(Data records)
--- begin ---

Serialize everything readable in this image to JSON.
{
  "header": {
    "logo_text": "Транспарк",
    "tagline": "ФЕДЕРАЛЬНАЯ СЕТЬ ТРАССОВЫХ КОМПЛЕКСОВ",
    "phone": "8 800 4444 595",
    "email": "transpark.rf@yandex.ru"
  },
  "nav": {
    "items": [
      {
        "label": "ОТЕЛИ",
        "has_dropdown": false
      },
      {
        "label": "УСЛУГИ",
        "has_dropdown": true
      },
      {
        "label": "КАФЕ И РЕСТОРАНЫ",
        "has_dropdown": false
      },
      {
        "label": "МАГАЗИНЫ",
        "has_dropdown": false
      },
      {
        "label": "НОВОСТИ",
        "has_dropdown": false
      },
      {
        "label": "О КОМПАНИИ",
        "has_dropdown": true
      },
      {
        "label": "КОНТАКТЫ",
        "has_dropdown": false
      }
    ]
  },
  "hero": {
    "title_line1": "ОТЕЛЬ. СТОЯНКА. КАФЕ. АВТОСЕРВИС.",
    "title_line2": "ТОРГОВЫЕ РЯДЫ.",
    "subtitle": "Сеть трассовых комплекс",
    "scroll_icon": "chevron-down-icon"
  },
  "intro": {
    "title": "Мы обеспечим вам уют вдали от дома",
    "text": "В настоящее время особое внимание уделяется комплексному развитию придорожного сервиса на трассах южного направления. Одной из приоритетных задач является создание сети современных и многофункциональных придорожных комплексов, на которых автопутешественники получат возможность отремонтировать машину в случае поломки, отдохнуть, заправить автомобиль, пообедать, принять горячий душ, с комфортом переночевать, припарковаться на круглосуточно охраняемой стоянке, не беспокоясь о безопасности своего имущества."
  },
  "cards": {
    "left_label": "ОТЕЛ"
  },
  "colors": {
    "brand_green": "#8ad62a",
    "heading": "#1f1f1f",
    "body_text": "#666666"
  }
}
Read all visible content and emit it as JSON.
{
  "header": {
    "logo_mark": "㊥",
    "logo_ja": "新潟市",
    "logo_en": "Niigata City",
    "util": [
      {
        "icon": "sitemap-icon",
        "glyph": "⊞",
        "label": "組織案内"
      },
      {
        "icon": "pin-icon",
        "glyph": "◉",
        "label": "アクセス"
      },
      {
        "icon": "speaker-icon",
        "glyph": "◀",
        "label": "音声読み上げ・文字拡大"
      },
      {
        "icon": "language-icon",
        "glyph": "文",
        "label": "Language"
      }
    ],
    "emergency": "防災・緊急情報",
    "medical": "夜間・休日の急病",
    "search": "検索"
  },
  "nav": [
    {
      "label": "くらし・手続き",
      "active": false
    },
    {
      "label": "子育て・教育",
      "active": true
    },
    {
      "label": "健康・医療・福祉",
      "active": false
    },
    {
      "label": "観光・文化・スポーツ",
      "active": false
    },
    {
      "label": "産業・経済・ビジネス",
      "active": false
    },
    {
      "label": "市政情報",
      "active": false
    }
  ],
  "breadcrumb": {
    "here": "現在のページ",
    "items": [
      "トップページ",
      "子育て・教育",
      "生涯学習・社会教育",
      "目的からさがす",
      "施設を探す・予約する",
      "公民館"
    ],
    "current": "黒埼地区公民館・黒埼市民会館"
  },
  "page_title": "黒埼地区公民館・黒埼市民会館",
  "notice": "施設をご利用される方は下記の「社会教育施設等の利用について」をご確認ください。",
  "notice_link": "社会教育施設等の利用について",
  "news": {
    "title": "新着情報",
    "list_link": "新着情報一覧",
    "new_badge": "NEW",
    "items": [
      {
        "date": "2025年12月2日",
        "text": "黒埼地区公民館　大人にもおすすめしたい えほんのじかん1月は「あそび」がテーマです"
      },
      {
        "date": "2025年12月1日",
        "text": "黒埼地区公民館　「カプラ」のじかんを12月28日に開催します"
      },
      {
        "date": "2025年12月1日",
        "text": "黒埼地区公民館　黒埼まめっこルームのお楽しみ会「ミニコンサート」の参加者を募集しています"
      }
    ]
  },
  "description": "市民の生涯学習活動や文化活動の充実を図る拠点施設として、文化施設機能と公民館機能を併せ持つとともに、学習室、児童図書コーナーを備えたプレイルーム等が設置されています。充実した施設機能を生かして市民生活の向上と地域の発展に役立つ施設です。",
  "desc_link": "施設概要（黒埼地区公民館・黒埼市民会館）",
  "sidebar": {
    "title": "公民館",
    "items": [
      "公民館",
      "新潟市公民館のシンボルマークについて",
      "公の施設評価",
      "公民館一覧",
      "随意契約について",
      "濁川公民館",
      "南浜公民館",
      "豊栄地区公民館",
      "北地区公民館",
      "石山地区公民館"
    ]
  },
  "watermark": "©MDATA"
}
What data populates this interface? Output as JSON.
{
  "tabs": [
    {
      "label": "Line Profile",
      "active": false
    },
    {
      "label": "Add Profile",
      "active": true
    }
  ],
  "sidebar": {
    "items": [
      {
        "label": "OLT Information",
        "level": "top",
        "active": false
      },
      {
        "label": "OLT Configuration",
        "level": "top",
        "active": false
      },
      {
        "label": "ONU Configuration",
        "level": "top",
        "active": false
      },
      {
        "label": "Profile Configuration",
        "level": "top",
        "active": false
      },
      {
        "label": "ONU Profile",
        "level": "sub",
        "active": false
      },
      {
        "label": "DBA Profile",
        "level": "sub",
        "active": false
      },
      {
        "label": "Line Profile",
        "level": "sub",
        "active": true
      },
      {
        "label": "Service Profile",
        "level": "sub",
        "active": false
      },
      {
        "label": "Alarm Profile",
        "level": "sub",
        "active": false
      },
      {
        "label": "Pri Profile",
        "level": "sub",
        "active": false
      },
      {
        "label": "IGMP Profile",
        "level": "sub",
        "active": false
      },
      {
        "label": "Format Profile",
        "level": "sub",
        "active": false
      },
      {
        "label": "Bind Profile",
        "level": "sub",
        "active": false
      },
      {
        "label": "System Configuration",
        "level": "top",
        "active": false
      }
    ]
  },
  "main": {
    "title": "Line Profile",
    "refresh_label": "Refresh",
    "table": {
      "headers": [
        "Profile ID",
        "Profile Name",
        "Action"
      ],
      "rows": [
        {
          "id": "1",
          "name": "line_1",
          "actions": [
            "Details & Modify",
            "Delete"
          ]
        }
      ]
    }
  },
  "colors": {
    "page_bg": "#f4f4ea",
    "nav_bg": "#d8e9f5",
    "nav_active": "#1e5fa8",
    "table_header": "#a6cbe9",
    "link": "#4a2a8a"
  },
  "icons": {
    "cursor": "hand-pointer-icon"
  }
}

--- end ---

**WHAT THE TASK REQUIRES**.
Reproduce the complete data exactly as presented above.

**COMPLETE ANSWER**.
Serialize everything readable in this image to JSON.
{
  "header": {
    "logo_text": "Транспарк",
    "tagline": "ФЕДЕРАЛЬНАЯ СЕТЬ ТРАССОВЫХ КОМПЛЕКСОВ",
    "phone": "8 800 4444 595",
    "email": "transpark.rf@yandex.ru"
  },
  "nav": {
    "items": [
      {
        "label": "ОТЕЛИ",
        "has_dropdown": false
      },
      {
        "label": "УСЛУГИ",
        "has_dropdown": true
      },
      {
        "label": "КАФЕ И РЕСТОРАНЫ",
        "has_dropdown": false
      },
      {
        "label": "МАГАЗИНЫ",
        "has_dropdown": false
      },
      {
        "label": "НОВОСТИ",
        "has_dropdown": false
      },
      {
        "label": "О КОМПАНИИ",
        "has_dropdown": true
      },
      {
        "label": "КОНТАКТЫ",
        "has_dropdown": false
      }
    ]
  },
  "hero": {
    "title_line1": "ОТЕЛЬ. СТОЯНКА. КАФЕ. АВТОСЕРВИС.",
    "title_line2": "ТОРГОВЫЕ РЯДЫ.",
    "subtitle": "Сеть трассовых комплекс",
    "scroll_icon": "chevron-down-icon"
  },
  "intro": {
    "title": "Мы обеспечим вам уют вдали от дома",
    "text": "В настоящее время особое внимание уделяется комплексному развитию придорожного сервиса на трассах южного направления. Одной из приоритетных задач является создание сети современных и многофункциональных придорожных комплексов, на которых автопутешественники получат возможность отремонтировать машину в случае поломки, отдохнуть, заправить автомобиль, пообедать, принять горячий душ, с комфортом переночевать, припарковаться на круглосуточно охраняемой стоянке, не беспокоясь о безопасности своего имущества."
  },
  "cards": {
    "left_label": "ОТЕЛ"
  },
  "colors": {
    "brand_green": "#8ad62a",
    "heading": "#1f1f1f",
    "body_text": "#666666"
  }
}
Read all visible content and emit it as JSON.
{
  "header": {
    "logo_mark": "㊥",
    "logo_ja": "新潟市",
    "logo_en": "Niigata City",
    "util": [
      {
        "icon": "sitemap-icon",
        "glyph": "⊞",
        "label": "組織案内"
      },
      {
        "icon": "pin-icon",
        "glyph": "◉",
        "label": "アクセス"
      },
      {
        "icon": "speaker-icon",
        "glyph": "◀",
        "label": "音声読み上げ・文字拡大"
      },
      {
        "icon": "language-icon",
        "glyph": "文",
        "label": "Language"
      }
    ],
    "emergency": "防災・緊急情報",
    "medical": "夜間・休日の急病",
    "search": "検索"
  },
  "nav": [
    {
      "label": "くらし・手続き",
      "active": false
    },
    {
      "label": "子育て・教育",
      "active": true
    },
    {
      "label": "健康・医療・福祉",
      "active": false
    },
    {
      "label": "観光・文化・スポーツ",
      "active": false
    },
    {
      "label": "産業・経済・ビジネス",
      "active": false
    },
    {
      "label": "市政情報",
      "active": false
    }
  ],
  "breadcrumb": {
    "here": "現在のページ",
    "items": [
      "トップページ",
      "子育て・教育",
      "生涯学習・社会教育",
      "目的からさがす",
      "施設を探す・予約する",
      "公民館"
    ],
    "current": "黒埼地区公民館・黒埼市民会館"
  },
  "page_title": "黒埼地区公民館・黒埼市民会館",
  "notice": "施設をご利用される方は下記の「社会教育施設等の利用について」をご確認ください。",
  "notice_link": "社会教育施設等の利用について",
  "news": {
    "title": "新着情報",
    "list_link": "新着情報一覧",
    "new_badge": "NEW",
    "items": [
      {
        "date": "2025年12月2日",
        "text": "黒埼地区公民館　大人にもおすすめしたい えほんのじかん1月は「あそび」がテーマです"
      },
      {
        "date": "2025年12月1日",
        "text": "黒埼地区公民館　「カプラ」のじかんを12月28日に開催します"
      },
      {
        "date": "2025年12月1日",
        "text": "黒埼地区公民館　黒埼まめっこルームのお楽しみ会「ミニコンサート」の参加者を募集しています"
      }
    ]
  },
  "description": "市民の生涯学習活動や文化活動の充実を図る拠点施設として、文化施設機能と公民館機能を併せ持つとともに、学習室、児童図書コーナーを備えたプレイルーム等が設置されています。充実した施設機能を生かして市民生活の向上と地域の発展に役立つ施設です。",
  "desc_link": "施設概要（黒埼地区公民館・黒埼市民会館）",
  "sidebar": {
    "title": "公民館",
    "items": [
      "公民館",
      "新潟市公民館のシンボルマークについて",
      "公の施設評価",
      "公民館一覧",
      "随意契約について",
      "濁川公民館",
      "南浜公民館",
      "豊栄地区公民館",
      "北地区公民館",
      "石山地区公民館"
    ]
  },
  "watermark": "©MDATA"
}
What data populates this interface? Output as JSON.
{
  "tabs": [
    {
      "label": "Line Profile",
      "active": false
    },
    {
      "label": "Add Profile",
      "active": true
    }
  ],
  "sidebar": {
    "items": [
      {
        "label": "OLT Information",
        "level": "top",
        "active": false
      },
      {
        "label": "OLT Configuration",
        "level": "top",
        "active": false
      },
      {
        "label": "ONU Configuration",
        "level": "top",
        "active": false
      },
      {
        "label": "Profile Configuration",
        "level": "top",
        "active": false
      },
      {
        "label": "ONU Profile",
        "level": "sub",
        "active": false
      },
      {
        "label": "DBA Profile",
        "level": "sub",
        "active": false
      },
      {
        "label": "Line Profile",
        "level": "sub",
        "active": true
      },
      {
        "label": "Service Profile",
        "level": "sub",
        "active": false
      },
      {
        "label": "Alarm Profile",
        "level": "sub",
        "active": false
      },
      {
        "label": "Pri Profile",
        "level": "sub",
        "active": false
      },
      {
        "label": "IGMP Profile",
        "level": "sub",
        "active": false
      },
      {
        "label": "Format Profile",
        "level": "sub",
        "active": false
      },
      {
        "label": "Bind Profile",
        "level": "sub",
        "active": false
      },
      {
        "label": "System Configuration",
        "level": "top",
        "active": false
      }
    ]
  },
  "main": {
    "title": "Line Profile",
    "refresh_label": "Refresh",
    "table": {
      "headers": [
        "Profile ID",
        "Profile Name",
        "Action"
      ],
      "rows": [
        {
          "id": "1",
          "name": "line_1",
          "actions": [
            "Details & Modify",
            "Delete"
          ]
        }
      ]
    }
  },
  "colors": {
    "page_bg": "#f4f4ea",
    "nav_bg": "#d8e9f5",
    "nav_active": "#1e5fa8",
    "table_header": "#a6cbe9",
    "link": "#4a2a8a"
  },
  "icons": {
    "cursor": "hand-pointer-icon"
  }
}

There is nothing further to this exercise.